Images are excluded; otherwise, output every record exactly.

------------------------------------------------

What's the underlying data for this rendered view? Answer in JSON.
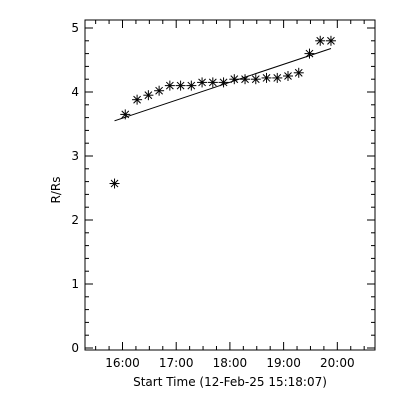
{
  "chart_data": {
    "type": "scatter",
    "xlabel": "Start Time (12-Feb-25 15:18:07)",
    "ylabel": "R/Rs",
    "x_unit": "hours since 15:18:07",
    "xlim": [
      0.0,
      5.4
    ],
    "ylim": [
      0,
      5
    ],
    "x_ticks": [
      {
        "value": 0.6983,
        "label": "16:00"
      },
      {
        "value": 1.6983,
        "label": "17:00"
      },
      {
        "value": 2.6983,
        "label": "18:00"
      },
      {
        "value": 3.6983,
        "label": "19:00"
      },
      {
        "value": 4.6983,
        "label": "20:00"
      }
    ],
    "y_ticks": [
      {
        "value": 0,
        "label": "0"
      },
      {
        "value": 1,
        "label": "1"
      },
      {
        "value": 2,
        "label": "2"
      },
      {
        "value": 3,
        "label": "3"
      },
      {
        "value": 4,
        "label": "4"
      },
      {
        "value": 5,
        "label": "5"
      }
    ],
    "points": [
      {
        "x": 0.55,
        "y": 2.57
      },
      {
        "x": 0.75,
        "y": 3.65
      },
      {
        "x": 0.97,
        "y": 3.88
      },
      {
        "x": 1.18,
        "y": 3.95
      },
      {
        "x": 1.38,
        "y": 4.02
      },
      {
        "x": 1.58,
        "y": 4.1
      },
      {
        "x": 1.78,
        "y": 4.1
      },
      {
        "x": 1.98,
        "y": 4.1
      },
      {
        "x": 2.18,
        "y": 4.15
      },
      {
        "x": 2.38,
        "y": 4.15
      },
      {
        "x": 2.58,
        "y": 4.15
      },
      {
        "x": 2.78,
        "y": 4.2
      },
      {
        "x": 2.98,
        "y": 4.2
      },
      {
        "x": 3.18,
        "y": 4.2
      },
      {
        "x": 3.38,
        "y": 4.22
      },
      {
        "x": 3.58,
        "y": 4.22
      },
      {
        "x": 3.78,
        "y": 4.25
      },
      {
        "x": 3.98,
        "y": 4.3
      },
      {
        "x": 4.18,
        "y": 4.6
      },
      {
        "x": 4.38,
        "y": 4.8
      },
      {
        "x": 4.58,
        "y": 4.8
      }
    ],
    "fit_line": {
      "x": [
        0.55,
        4.58
      ],
      "y": [
        3.55,
        4.68
      ]
    },
    "grid": false,
    "legend": "none"
  }
}
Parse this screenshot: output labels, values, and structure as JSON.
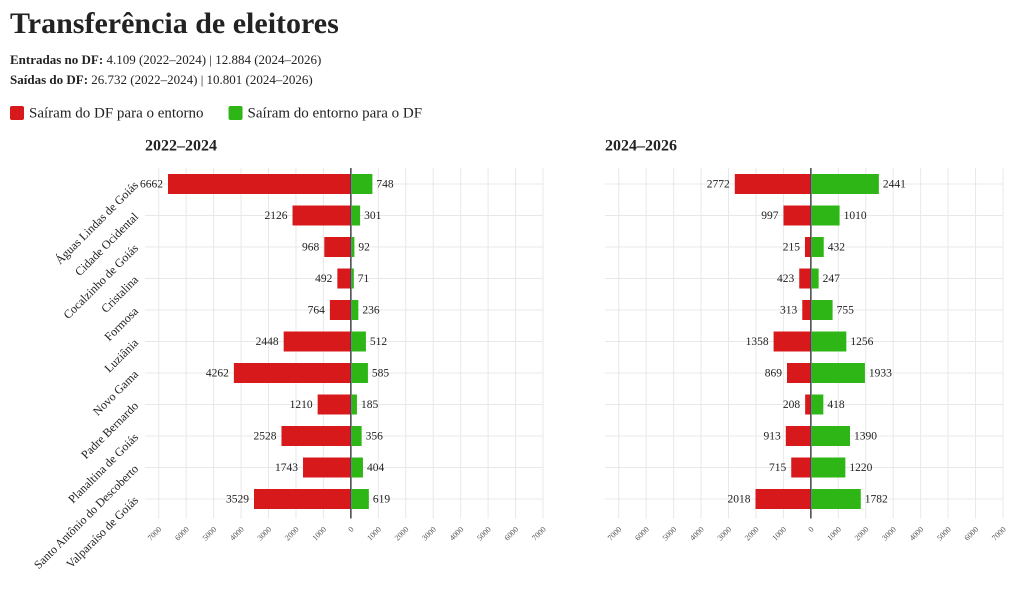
{
  "title": "Transferência de eleitores",
  "subtitle": [
    {
      "label": "Entradas no DF:",
      "text": "4.109 (2022–2024) | 12.884 (2024–2026)"
    },
    {
      "label": "Saídas do DF:",
      "text": "26.732 (2022–2024) | 10.801 (2024–2026)"
    }
  ],
  "chart_data": [
    {
      "type": "bar",
      "title": "2022–2024",
      "categories": [
        "Águas Lindas de Goiás",
        "Cidade Ocidental",
        "Cocalzinho de Goiás",
        "Cristalina",
        "Formosa",
        "Luziânia",
        "Novo Gama",
        "Padre Bernardo",
        "Planaltina de Goiás",
        "Santo Antônio do Descoberto",
        "Valparaíso de Goiás"
      ],
      "series": [
        {
          "name": "Saíram do DF para o entorno",
          "color": "#d7191c",
          "side": "left",
          "values": [
            6662,
            2126,
            968,
            492,
            764,
            2448,
            4262,
            1210,
            2528,
            1743,
            3529
          ]
        },
        {
          "name": "Saíram do entorno para o DF",
          "color": "#2eb516",
          "side": "right",
          "values": [
            748,
            301,
            92,
            71,
            236,
            512,
            585,
            185,
            356,
            404,
            619
          ]
        }
      ],
      "xlim": [
        -7500,
        7000
      ],
      "xticks": [
        {
          "value": -7000,
          "label": "7000"
        },
        {
          "value": -6000,
          "label": "6000"
        },
        {
          "value": -5000,
          "label": "5000"
        },
        {
          "value": -4000,
          "label": "4000"
        },
        {
          "value": -3000,
          "label": "3000"
        },
        {
          "value": -2000,
          "label": "2000"
        },
        {
          "value": -1000,
          "label": "1000"
        },
        0,
        1000,
        2000,
        3000,
        4000,
        5000,
        6000,
        7000
      ],
      "grid": true
    },
    {
      "type": "bar",
      "title": "2024–2026",
      "series": [
        {
          "name": "Saíram do DF para o entorno",
          "color": "#d7191c",
          "side": "left",
          "values": [
            2772,
            997,
            215,
            423,
            313,
            1358,
            869,
            208,
            913,
            715,
            2018
          ]
        },
        {
          "name": "Saíram do entorno para o DF",
          "color": "#2eb516",
          "side": "right",
          "values": [
            2441,
            1010,
            432,
            247,
            755,
            1256,
            1933,
            418,
            1390,
            1220,
            1782
          ]
        }
      ],
      "xlim": [
        -7500,
        7000
      ],
      "xticks": [
        {
          "value": -7000,
          "label": "7000"
        },
        {
          "value": -6000,
          "label": "6000"
        },
        {
          "value": -5000,
          "label": "5000"
        },
        {
          "value": -4000,
          "label": "4000"
        },
        {
          "value": -3000,
          "label": "3000"
        },
        {
          "value": -2000,
          "label": "2000"
        },
        {
          "value": -1000,
          "label": "1000"
        },
        0,
        1000,
        2000,
        3000,
        4000,
        5000,
        6000,
        7000
      ],
      "grid": true
    }
  ]
}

------------------------------------------------

§ **Exercise answer**:
What's the underlying data for this rendered view? Answer in JSON.
{
  "chart_data": {
    "type": "scatter",
    "xlabel": "Start Time (12-Feb-25 15:18:07)",
    "ylabel": "R/Rs",
    "x_unit": "hours since 15:18:07",
    "xlim": [
      0.0,
      5.4
    ],
    "ylim": [
      0,
      5
    ],
    "x_ticks": [
      {
        "value": 0.6983,
        "label": "16:00"
      },
      {
        "value": 1.6983,
        "label": "17:00"
      },
      {
        "value": 2.6983,
        "label": "18:00"
      },
      {
        "value": 3.6983,
        "label": "19:00"
      },
      {
        "value": 4.6983,
        "label": "20:00"
      }
    ],
    "y_ticks": [
      {
        "value": 0,
        "label": "0"
      },
      {
        "value": 1,
        "label": "1"
      },
      {
        "value": 2,
        "label": "2"
      },
      {
        "value": 3,
        "label": "3"
      },
      {
        "value": 4,
        "label": "4"
      },
      {
        "value": 5,
        "label": "5"
      }
    ],
    "points": [
      {
        "x": 0.55,
        "y": 2.57
      },
      {
        "x": 0.75,
        "y": 3.65
      },
      {
        "x": 0.97,
        "y": 3.88
      },
      {
        "x": 1.18,
        "y": 3.95
      },
      {
        "x": 1.38,
        "y": 4.02
      },
      {
        "x": 1.58,
        "y": 4.1
      },
      {
        "x": 1.78,
        "y": 4.1
      },
      {
        "x": 1.98,
        "y": 4.1
      },
      {
        "x": 2.18,
        "y": 4.15
      },
      {
        "x": 2.38,
        "y": 4.15
      },
      {
        "x": 2.58,
        "y": 4.15
      },
      {
        "x": 2.78,
        "y": 4.2
      },
      {
        "x": 2.98,
        "y": 4.2
      },
      {
        "x": 3.18,
        "y": 4.2
      },
      {
        "x": 3.38,
        "y": 4.22
      },
      {
        "x": 3.58,
        "y": 4.22
      },
      {
        "x": 3.78,
        "y": 4.25
      },
      {
        "x": 3.98,
        "y": 4.3
      },
      {
        "x": 4.18,
        "y": 4.6
      },
      {
        "x": 4.38,
        "y": 4.8
      },
      {
        "x": 4.58,
        "y": 4.8
      }
    ],
    "fit_line": {
      "x": [
        0.55,
        4.58
      ],
      "y": [
        3.55,
        4.68
      ]
    },
    "grid": false,
    "legend": "none"
  }
}
Parse this screenshot: output labels, values, and structure as JSON.
{
  "title": "Transferência de eleitores",
  "subtitle": [
    {
      "label": "Entradas no DF:",
      "text": "4.109 (2022–2024) | 12.884 (2024–2026)"
    },
    {
      "label": "Saídas do DF:",
      "text": "26.732 (2022–2024) | 10.801 (2024–2026)"
    }
  ],
  "chart_data": [
    {
      "type": "bar",
      "title": "2022–2024",
      "categories": [
        "Águas Lindas de Goiás",
        "Cidade Ocidental",
        "Cocalzinho de Goiás",
        "Cristalina",
        "Formosa",
        "Luziânia",
        "Novo Gama",
        "Padre Bernardo",
        "Planaltina de Goiás",
        "Santo Antônio do Descoberto",
        "Valparaíso de Goiás"
      ],
      "series": [
        {
          "name": "Saíram do DF para o entorno",
          "color": "#d7191c",
          "side": "left",
          "values": [
            6662,
            2126,
            968,
            492,
            764,
            2448,
            4262,
            1210,
            2528,
            1743,
            3529
          ]
        },
        {
          "name": "Saíram do entorno para o DF",
          "color": "#2eb516",
          "side": "right",
          "values": [
            748,
            301,
            92,
            71,
            236,
            512,
            585,
            185,
            356,
            404,
            619
          ]
        }
      ],
      "xlim": [
        -7500,
        7000
      ],
      "xticks": [
        {
          "value": -7000,
          "label": "7000"
        },
        {
          "value": -6000,
          "label": "6000"
        },
        {
          "value": -5000,
          "label": "5000"
        },
        {
          "value": -4000,
          "label": "4000"
        },
        {
          "value": -3000,
          "label": "3000"
        },
        {
          "value": -2000,
          "label": "2000"
        },
        {
          "value": -1000,
          "label": "1000"
        },
        0,
        1000,
        2000,
        3000,
        4000,
        5000,
        6000,
        7000
      ],
      "grid": true
    },
    {
      "type": "bar",
      "title": "2024–2026",
      "series": [
        {
          "name": "Saíram do DF para o entorno",
          "color": "#d7191c",
          "side": "left",
          "values": [
            2772,
            997,
            215,
            423,
            313,
            1358,
            869,
            208,
            913,
            715,
            2018
          ]
        },
        {
          "name": "Saíram do entorno para o DF",
          "color": "#2eb516",
          "side": "right",
          "values": [
            2441,
            1010,
            432,
            247,
            755,
            1256,
            1933,
            418,
            1390,
            1220,
            1782
          ]
        }
      ],
      "xlim": [
        -7500,
        7000
      ],
      "xticks": [
        {
          "value": -7000,
          "label": "7000"
        },
        {
          "value": -6000,
          "label": "6000"
        },
        {
          "value": -5000,
          "label": "5000"
        },
        {
          "value": -4000,
          "label": "4000"
        },
        {
          "value": -3000,
          "label": "3000"
        },
        {
          "value": -2000,
          "label": "2000"
        },
        {
          "value": -1000,
          "label": "1000"
        },
        0,
        1000,
        2000,
        3000,
        4000,
        5000,
        6000,
        7000
      ],
      "grid": true
    }
  ]
}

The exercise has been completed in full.